(Supplied records)
═══

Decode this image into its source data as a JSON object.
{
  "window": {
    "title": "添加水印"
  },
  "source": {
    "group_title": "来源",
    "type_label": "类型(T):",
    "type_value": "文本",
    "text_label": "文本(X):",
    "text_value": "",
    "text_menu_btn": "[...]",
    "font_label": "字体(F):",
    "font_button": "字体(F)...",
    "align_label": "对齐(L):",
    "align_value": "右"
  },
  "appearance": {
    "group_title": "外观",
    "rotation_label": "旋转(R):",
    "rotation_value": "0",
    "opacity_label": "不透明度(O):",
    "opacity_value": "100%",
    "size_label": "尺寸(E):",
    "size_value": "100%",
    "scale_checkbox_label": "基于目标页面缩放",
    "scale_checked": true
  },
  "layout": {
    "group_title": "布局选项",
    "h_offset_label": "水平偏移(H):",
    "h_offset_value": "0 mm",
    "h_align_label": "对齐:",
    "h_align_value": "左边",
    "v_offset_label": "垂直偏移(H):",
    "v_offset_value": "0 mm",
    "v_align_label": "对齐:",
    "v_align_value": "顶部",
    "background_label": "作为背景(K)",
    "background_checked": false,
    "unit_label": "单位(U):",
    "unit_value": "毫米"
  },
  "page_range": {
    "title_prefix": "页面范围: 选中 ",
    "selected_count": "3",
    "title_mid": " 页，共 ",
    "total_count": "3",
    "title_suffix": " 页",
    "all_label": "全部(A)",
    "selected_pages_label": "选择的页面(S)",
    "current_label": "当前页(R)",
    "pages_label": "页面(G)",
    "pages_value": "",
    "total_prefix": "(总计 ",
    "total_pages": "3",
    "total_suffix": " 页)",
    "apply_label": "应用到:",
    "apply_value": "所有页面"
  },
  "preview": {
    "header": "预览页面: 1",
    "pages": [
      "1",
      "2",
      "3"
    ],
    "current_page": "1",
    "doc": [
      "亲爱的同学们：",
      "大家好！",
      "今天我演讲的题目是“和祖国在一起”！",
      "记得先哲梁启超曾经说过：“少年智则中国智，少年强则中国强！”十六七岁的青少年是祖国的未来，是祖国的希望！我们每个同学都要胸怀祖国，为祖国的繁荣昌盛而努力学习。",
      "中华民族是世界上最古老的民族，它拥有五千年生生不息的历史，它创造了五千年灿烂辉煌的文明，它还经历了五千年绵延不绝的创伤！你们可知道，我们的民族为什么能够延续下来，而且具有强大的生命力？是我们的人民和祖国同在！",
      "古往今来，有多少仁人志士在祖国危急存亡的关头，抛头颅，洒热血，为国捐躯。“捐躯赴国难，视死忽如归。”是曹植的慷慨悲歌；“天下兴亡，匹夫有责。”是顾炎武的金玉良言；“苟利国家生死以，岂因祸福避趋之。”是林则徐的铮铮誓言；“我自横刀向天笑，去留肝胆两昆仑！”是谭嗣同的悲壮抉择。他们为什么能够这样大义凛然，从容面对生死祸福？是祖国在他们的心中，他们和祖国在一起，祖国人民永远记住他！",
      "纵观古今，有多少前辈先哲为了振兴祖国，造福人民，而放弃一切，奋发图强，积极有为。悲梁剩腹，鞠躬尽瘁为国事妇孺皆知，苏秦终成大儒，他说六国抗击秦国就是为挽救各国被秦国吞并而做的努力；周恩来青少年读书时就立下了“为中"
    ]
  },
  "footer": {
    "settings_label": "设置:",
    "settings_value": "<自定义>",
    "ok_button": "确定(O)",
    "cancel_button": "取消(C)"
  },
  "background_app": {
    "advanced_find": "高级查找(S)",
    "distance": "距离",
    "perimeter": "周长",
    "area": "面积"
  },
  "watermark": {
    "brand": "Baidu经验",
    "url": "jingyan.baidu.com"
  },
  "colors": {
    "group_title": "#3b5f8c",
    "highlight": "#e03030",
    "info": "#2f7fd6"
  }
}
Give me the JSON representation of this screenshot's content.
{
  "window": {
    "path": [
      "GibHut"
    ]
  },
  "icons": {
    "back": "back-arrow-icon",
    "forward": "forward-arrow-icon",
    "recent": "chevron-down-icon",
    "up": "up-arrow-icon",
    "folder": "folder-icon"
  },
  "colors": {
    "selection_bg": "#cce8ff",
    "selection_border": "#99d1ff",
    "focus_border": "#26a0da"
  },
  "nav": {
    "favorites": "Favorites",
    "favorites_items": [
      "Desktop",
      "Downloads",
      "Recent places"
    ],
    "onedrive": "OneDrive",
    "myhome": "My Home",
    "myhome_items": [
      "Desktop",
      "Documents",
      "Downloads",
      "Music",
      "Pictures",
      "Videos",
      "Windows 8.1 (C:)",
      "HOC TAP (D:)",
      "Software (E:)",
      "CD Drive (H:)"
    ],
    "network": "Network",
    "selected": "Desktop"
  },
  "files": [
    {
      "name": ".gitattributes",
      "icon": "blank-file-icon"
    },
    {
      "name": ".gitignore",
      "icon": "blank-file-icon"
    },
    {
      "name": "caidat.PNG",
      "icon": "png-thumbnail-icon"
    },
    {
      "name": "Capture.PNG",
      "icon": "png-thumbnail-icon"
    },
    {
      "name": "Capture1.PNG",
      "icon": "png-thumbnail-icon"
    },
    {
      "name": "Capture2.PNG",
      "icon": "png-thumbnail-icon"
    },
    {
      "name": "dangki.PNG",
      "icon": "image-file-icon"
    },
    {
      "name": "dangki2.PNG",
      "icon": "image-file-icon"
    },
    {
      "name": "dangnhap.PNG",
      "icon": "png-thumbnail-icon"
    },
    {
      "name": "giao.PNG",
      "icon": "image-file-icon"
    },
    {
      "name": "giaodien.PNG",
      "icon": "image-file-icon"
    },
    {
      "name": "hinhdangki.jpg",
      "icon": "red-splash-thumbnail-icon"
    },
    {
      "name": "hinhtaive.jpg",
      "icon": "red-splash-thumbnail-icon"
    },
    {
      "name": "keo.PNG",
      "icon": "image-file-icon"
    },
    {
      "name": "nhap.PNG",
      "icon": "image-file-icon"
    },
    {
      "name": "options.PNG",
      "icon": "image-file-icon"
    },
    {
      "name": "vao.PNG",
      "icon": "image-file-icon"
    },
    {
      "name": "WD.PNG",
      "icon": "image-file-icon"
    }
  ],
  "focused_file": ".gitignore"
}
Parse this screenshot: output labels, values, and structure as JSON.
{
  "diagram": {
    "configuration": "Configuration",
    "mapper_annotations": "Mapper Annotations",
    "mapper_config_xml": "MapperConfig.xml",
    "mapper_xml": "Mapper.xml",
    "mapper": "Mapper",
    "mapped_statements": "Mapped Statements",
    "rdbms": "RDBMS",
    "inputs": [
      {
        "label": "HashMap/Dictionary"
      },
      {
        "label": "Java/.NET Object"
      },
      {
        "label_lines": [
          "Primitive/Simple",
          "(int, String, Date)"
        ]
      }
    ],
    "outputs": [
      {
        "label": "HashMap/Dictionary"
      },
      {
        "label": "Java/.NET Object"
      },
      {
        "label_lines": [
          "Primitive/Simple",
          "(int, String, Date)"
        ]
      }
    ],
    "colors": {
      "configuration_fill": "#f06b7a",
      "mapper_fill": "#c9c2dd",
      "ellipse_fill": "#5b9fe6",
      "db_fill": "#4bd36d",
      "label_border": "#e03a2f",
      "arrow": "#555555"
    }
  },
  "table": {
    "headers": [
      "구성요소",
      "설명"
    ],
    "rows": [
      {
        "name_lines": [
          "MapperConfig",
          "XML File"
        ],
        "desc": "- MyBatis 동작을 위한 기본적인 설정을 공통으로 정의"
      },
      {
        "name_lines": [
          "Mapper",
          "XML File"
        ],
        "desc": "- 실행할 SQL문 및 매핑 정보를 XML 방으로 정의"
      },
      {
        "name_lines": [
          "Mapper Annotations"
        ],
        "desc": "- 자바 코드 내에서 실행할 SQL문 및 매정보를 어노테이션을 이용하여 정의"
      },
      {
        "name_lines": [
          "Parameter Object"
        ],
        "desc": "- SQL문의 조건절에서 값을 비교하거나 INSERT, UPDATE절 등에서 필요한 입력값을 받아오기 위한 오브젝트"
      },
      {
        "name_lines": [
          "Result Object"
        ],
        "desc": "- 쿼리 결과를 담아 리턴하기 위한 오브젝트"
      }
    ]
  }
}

═══

(The exercise) Repeat exactly, and only, the lines from the one containing "Parse this screenshot: output" through the end of the material.

(Response to the exercise)
Parse this screenshot: output labels, values, and structure as JSON.
{
  "diagram": {
    "configuration": "Configuration",
    "mapper_annotations": "Mapper Annotations",
    "mapper_config_xml": "MapperConfig.xml",
    "mapper_xml": "Mapper.xml",
    "mapper": "Mapper",
    "mapped_statements": "Mapped Statements",
    "rdbms": "RDBMS",
    "inputs": [
      {
        "label": "HashMap/Dictionary"
      },
      {
        "label": "Java/.NET Object"
      },
      {
        "label_lines": [
          "Primitive/Simple",
          "(int, String, Date)"
        ]
      }
    ],
    "outputs": [
      {
        "label": "HashMap/Dictionary"
      },
      {
        "label": "Java/.NET Object"
      },
      {
        "label_lines": [
          "Primitive/Simple",
          "(int, String, Date)"
        ]
      }
    ],
    "colors": {
      "configuration_fill": "#f06b7a",
      "mapper_fill": "#c9c2dd",
      "ellipse_fill": "#5b9fe6",
      "db_fill": "#4bd36d",
      "label_border": "#e03a2f",
      "arrow": "#555555"
    }
  },
  "table": {
    "headers": [
      "구성요소",
      "설명"
    ],
    "rows": [
      {
        "name_lines": [
          "MapperConfig",
          "XML File"
        ],
        "desc": "- MyBatis 동작을 위한 기본적인 설정을 공통으로 정의"
      },
      {
        "name_lines": [
          "Mapper",
          "XML File"
        ],
        "desc": "- 실행할 SQL문 및 매핑 정보를 XML 방으로 정의"
      },
      {
        "name_lines": [
          "Mapper Annotations"
        ],
        "desc": "- 자바 코드 내에서 실행할 SQL문 및 매정보를 어노테이션을 이용하여 정의"
      },
      {
        "name_lines": [
          "Parameter Object"
        ],
        "desc": "- SQL문의 조건절에서 값을 비교하거나 INSERT, UPDATE절 등에서 필요한 입력값을 받아오기 위한 오브젝트"
      },
      {
        "name_lines": [
          "Result Object"
        ],
        "desc": "- 쿼리 결과를 담아 리턴하기 위한 오브젝트"
      }
    ]
  }
}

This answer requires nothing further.